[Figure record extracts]
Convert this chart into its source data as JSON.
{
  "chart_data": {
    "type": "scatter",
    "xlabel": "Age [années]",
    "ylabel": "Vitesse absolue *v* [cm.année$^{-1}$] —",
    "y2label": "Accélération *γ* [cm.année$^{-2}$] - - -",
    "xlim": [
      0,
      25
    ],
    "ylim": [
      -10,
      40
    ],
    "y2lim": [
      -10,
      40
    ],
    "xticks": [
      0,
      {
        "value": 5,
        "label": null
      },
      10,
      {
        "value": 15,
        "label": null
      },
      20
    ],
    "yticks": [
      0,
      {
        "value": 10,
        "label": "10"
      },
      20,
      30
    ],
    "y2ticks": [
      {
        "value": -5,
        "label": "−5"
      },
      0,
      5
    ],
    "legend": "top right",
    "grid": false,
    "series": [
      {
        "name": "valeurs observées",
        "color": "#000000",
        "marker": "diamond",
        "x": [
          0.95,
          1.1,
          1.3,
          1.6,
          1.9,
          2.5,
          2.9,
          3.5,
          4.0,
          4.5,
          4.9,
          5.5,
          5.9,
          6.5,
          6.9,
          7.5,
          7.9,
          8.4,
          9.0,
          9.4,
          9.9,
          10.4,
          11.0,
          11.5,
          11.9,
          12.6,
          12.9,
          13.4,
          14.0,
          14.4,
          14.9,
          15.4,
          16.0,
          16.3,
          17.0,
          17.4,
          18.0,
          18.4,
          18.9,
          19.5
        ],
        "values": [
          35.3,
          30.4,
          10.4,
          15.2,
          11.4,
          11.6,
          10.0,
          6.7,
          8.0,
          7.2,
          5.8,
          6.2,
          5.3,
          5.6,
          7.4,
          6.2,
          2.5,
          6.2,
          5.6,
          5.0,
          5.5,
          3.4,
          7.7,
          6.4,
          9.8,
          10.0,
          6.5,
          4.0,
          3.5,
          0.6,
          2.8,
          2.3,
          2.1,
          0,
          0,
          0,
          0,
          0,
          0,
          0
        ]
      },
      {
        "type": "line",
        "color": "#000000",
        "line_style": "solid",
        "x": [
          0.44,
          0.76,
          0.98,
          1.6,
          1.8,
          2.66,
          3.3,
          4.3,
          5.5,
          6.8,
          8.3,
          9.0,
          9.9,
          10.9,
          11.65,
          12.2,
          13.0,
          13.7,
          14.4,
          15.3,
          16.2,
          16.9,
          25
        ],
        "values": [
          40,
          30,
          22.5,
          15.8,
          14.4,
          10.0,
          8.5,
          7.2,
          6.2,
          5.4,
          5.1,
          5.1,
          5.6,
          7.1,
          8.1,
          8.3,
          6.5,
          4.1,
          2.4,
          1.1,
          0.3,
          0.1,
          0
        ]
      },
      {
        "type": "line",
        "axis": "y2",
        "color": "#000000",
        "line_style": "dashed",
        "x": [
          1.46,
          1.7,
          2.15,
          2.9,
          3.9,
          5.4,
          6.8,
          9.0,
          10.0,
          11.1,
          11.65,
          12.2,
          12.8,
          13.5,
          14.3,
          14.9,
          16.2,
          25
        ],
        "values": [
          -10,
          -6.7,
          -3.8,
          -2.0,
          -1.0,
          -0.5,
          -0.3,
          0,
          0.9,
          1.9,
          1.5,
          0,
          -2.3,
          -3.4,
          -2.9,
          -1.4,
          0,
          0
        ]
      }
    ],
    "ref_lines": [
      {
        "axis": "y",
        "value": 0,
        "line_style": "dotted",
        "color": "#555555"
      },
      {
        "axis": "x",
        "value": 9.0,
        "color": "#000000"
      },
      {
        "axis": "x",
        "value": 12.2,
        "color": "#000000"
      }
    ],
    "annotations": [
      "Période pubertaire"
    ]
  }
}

Instructions for the task. Using the listing above, please repeat every entry exactly.

Task output.
Convert this chart into its source data as JSON.
{
  "chart_data": {
    "type": "scatter",
    "xlabel": "Age [années]",
    "ylabel": "Vitesse absolue *v* [cm.année$^{-1}$] —",
    "y2label": "Accélération *γ* [cm.année$^{-2}$] - - -",
    "xlim": [
      0,
      25
    ],
    "ylim": [
      -10,
      40
    ],
    "y2lim": [
      -10,
      40
    ],
    "xticks": [
      0,
      {
        "value": 5,
        "label": null
      },
      10,
      {
        "value": 15,
        "label": null
      },
      20
    ],
    "yticks": [
      0,
      {
        "value": 10,
        "label": "10"
      },
      20,
      30
    ],
    "y2ticks": [
      {
        "value": -5,
        "label": "−5"
      },
      0,
      5
    ],
    "legend": "top right",
    "grid": false,
    "series": [
      {
        "name": "valeurs observées",
        "color": "#000000",
        "marker": "diamond",
        "x": [
          0.95,
          1.1,
          1.3,
          1.6,
          1.9,
          2.5,
          2.9,
          3.5,
          4.0,
          4.5,
          4.9,
          5.5,
          5.9,
          6.5,
          6.9,
          7.5,
          7.9,
          8.4,
          9.0,
          9.4,
          9.9,
          10.4,
          11.0,
          11.5,
          11.9,
          12.6,
          12.9,
          13.4,
          14.0,
          14.4,
          14.9,
          15.4,
          16.0,
          16.3,
          17.0,
          17.4,
          18.0,
          18.4,
          18.9,
          19.5
        ],
        "values": [
          35.3,
          30.4,
          10.4,
          15.2,
          11.4,
          11.6,
          10.0,
          6.7,
          8.0,
          7.2,
          5.8,
          6.2,
          5.3,
          5.6,
          7.4,
          6.2,
          2.5,
          6.2,
          5.6,
          5.0,
          5.5,
          3.4,
          7.7,
          6.4,
          9.8,
          10.0,
          6.5,
          4.0,
          3.5,
          0.6,
          2.8,
          2.3,
          2.1,
          0,
          0,
          0,
          0,
          0,
          0,
          0
        ]
      },
      {
        "type": "line",
        "color": "#000000",
        "line_style": "solid",
        "x": [
          0.44,
          0.76,
          0.98,
          1.6,
          1.8,
          2.66,
          3.3,
          4.3,
          5.5,
          6.8,
          8.3,
          9.0,
          9.9,
          10.9,
          11.65,
          12.2,
          13.0,
          13.7,
          14.4,
          15.3,
          16.2,
          16.9,
          25
        ],
        "values": [
          40,
          30,
          22.5,
          15.8,
          14.4,
          10.0,
          8.5,
          7.2,
          6.2,
          5.4,
          5.1,
          5.1,
          5.6,
          7.1,
          8.1,
          8.3,
          6.5,
          4.1,
          2.4,
          1.1,
          0.3,
          0.1,
          0
        ]
      },
      {
        "type": "line",
        "axis": "y2",
        "color": "#000000",
        "line_style": "dashed",
        "x": [
          1.46,
          1.7,
          2.15,
          2.9,
          3.9,
          5.4,
          6.8,
          9.0,
          10.0,
          11.1,
          11.65,
          12.2,
          12.8,
          13.5,
          14.3,
          14.9,
          16.2,
          25
        ],
        "values": [
          -10,
          -6.7,
          -3.8,
          -2.0,
          -1.0,
          -0.5,
          -0.3,
          0,
          0.9,
          1.9,
          1.5,
          0,
          -2.3,
          -3.4,
          -2.9,
          -1.4,
          0,
          0
        ]
      }
    ],
    "ref_lines": [
      {
        "axis": "y",
        "value": 0,
        "line_style": "dotted",
        "color": "#555555"
      },
      {
        "axis": "x",
        "value": 9.0,
        "color": "#000000"
      },
      {
        "axis": "x",
        "value": 12.2,
        "color": "#000000"
      }
    ],
    "annotations": [
      "Période pubertaire"
    ]
  }
}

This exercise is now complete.